[begin ENTRIES]

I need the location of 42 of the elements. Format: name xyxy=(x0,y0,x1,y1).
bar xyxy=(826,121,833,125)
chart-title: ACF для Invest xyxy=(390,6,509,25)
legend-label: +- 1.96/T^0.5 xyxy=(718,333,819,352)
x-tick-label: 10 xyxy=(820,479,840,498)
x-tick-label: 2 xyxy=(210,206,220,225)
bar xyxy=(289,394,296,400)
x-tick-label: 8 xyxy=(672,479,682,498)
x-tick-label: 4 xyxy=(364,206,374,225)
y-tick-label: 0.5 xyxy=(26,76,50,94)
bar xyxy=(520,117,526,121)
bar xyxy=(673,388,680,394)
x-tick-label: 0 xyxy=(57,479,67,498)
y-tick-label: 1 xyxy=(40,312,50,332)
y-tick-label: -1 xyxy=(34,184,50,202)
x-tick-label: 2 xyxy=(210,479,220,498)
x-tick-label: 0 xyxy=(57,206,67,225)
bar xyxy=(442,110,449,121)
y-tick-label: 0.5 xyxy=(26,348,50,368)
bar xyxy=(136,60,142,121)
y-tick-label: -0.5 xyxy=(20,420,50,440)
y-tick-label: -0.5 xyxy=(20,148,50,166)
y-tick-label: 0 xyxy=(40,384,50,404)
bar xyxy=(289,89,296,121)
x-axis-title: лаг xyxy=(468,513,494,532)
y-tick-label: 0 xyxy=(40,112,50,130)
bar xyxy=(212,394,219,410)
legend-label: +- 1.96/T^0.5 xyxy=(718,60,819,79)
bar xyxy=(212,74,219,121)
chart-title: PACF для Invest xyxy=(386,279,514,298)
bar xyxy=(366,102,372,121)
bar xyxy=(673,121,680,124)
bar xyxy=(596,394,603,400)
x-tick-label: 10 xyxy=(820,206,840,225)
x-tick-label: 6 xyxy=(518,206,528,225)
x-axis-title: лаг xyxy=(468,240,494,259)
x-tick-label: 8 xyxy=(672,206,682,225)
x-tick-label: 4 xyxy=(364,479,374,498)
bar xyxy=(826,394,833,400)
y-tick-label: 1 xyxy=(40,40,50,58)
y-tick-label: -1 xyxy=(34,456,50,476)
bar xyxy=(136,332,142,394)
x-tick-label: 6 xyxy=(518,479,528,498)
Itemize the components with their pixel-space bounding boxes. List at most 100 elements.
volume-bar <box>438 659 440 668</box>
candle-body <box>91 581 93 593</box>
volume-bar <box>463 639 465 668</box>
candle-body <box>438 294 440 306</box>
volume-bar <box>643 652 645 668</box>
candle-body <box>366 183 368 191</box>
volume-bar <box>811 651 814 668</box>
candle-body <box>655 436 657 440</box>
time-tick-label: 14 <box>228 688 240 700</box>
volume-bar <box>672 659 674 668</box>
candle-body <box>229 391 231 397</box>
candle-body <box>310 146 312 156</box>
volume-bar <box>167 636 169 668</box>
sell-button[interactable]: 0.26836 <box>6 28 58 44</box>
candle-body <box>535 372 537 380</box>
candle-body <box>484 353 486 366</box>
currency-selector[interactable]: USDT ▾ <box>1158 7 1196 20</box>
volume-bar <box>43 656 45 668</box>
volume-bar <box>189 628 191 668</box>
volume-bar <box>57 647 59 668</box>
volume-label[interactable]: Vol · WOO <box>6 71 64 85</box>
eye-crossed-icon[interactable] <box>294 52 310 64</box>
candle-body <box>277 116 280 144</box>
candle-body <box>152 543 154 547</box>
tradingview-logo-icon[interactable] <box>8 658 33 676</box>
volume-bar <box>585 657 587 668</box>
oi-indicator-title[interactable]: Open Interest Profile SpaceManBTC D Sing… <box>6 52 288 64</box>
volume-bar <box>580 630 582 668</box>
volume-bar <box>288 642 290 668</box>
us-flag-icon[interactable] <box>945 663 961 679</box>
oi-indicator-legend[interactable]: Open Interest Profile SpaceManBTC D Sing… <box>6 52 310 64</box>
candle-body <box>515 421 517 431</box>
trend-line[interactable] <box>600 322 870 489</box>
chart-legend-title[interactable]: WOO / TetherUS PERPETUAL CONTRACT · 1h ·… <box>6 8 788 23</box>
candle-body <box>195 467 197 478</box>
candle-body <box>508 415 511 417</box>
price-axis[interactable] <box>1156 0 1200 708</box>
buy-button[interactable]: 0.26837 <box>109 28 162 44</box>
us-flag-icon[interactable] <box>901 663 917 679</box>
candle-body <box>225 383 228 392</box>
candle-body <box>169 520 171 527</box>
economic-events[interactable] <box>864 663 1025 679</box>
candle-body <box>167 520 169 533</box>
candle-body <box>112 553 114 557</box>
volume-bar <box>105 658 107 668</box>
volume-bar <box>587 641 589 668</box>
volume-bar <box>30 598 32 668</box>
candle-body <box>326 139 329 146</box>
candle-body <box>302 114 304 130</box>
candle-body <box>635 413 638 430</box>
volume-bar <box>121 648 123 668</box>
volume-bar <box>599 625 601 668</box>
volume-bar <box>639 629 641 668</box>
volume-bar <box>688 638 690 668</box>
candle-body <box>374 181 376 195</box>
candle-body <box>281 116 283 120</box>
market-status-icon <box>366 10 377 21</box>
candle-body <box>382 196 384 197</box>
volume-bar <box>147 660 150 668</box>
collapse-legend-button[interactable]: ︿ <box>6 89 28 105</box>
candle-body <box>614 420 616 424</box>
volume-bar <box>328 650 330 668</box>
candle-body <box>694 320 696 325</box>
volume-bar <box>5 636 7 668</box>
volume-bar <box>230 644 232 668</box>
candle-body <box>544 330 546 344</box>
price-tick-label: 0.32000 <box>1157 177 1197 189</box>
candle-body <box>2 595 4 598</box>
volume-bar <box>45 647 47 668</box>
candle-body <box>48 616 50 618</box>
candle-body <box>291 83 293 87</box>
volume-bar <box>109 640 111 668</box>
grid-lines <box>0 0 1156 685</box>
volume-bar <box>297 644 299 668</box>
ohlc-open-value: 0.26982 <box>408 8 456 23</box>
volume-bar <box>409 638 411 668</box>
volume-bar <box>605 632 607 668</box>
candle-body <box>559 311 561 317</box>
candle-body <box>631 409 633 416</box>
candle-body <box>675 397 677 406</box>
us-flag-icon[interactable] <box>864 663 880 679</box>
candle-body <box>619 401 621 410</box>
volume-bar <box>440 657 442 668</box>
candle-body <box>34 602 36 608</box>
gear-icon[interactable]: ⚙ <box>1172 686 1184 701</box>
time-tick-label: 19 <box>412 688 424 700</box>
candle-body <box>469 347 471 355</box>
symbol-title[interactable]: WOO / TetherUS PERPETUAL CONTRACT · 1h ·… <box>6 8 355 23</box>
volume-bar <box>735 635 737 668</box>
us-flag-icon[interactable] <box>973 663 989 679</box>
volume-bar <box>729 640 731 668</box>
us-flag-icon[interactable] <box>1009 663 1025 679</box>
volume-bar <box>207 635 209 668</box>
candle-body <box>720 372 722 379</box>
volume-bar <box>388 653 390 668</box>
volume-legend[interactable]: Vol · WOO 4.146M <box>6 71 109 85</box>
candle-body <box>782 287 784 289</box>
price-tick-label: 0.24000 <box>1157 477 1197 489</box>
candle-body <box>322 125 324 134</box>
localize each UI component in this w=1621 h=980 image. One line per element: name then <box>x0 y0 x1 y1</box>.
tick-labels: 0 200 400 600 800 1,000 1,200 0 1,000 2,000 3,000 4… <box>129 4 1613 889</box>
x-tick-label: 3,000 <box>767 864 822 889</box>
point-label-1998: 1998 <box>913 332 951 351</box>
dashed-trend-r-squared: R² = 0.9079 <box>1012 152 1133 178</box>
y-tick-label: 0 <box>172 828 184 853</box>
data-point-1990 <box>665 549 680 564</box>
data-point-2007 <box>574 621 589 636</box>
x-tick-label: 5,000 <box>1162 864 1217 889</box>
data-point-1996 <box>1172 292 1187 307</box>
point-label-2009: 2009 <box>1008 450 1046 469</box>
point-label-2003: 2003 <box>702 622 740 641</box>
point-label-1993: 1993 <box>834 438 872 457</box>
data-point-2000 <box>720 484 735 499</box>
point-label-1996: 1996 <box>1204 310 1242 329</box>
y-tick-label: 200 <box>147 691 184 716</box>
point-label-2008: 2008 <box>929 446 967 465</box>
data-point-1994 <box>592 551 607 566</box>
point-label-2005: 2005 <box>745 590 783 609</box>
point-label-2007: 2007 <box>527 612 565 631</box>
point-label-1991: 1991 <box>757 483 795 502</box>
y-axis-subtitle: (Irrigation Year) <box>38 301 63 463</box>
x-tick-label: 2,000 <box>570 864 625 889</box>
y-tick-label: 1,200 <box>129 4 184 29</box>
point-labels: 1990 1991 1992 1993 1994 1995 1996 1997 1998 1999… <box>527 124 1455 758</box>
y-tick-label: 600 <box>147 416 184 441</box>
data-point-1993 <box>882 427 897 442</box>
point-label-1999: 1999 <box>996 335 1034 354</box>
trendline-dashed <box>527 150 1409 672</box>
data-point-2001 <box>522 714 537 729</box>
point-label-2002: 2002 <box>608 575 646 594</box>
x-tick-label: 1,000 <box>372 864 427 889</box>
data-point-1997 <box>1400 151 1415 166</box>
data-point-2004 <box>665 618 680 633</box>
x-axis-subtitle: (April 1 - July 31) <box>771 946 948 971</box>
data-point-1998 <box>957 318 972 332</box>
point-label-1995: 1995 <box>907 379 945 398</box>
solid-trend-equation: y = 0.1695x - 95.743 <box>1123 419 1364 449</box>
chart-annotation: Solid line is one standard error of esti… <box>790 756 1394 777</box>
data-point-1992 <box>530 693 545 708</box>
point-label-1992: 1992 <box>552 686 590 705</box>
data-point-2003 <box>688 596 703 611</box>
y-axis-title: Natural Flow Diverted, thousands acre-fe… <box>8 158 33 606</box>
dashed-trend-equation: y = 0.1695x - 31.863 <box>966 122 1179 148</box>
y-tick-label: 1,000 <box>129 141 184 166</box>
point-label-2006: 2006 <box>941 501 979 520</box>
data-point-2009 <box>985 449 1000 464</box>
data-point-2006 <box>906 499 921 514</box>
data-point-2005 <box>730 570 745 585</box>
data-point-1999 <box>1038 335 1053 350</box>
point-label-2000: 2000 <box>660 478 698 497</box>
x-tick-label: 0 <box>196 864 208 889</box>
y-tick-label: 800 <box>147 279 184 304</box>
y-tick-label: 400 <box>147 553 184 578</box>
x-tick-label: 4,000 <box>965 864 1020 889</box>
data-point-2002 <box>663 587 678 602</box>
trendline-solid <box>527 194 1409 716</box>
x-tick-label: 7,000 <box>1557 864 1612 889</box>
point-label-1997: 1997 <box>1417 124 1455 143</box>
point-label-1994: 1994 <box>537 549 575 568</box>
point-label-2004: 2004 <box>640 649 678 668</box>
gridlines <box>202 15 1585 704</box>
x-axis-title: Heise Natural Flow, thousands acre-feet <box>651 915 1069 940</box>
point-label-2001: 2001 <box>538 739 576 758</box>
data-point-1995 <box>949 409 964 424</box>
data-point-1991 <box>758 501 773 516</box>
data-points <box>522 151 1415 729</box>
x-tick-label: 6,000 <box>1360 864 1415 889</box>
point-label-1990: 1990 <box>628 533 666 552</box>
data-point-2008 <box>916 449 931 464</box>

[end ENTRIES]

**REQUIREMENTS**
Reproduce verbatim every line from the first of the rows above down through the line containing "y-tick-label: 1 xyxy=(40,312,50,332)", with that line included.

**OUTPUT FOR THIS TASK**
I need the location of 42 of the elements. Format: name xyxy=(x0,y0,x1,y1).
bar xyxy=(826,121,833,125)
chart-title: ACF для Invest xyxy=(390,6,509,25)
legend-label: +- 1.96/T^0.5 xyxy=(718,333,819,352)
x-tick-label: 10 xyxy=(820,479,840,498)
x-tick-label: 2 xyxy=(210,206,220,225)
bar xyxy=(289,394,296,400)
x-tick-label: 8 xyxy=(672,479,682,498)
x-tick-label: 4 xyxy=(364,206,374,225)
y-tick-label: 0.5 xyxy=(26,76,50,94)
bar xyxy=(520,117,526,121)
bar xyxy=(673,388,680,394)
x-tick-label: 0 xyxy=(57,479,67,498)
y-tick-label: 1 xyxy=(40,312,50,332)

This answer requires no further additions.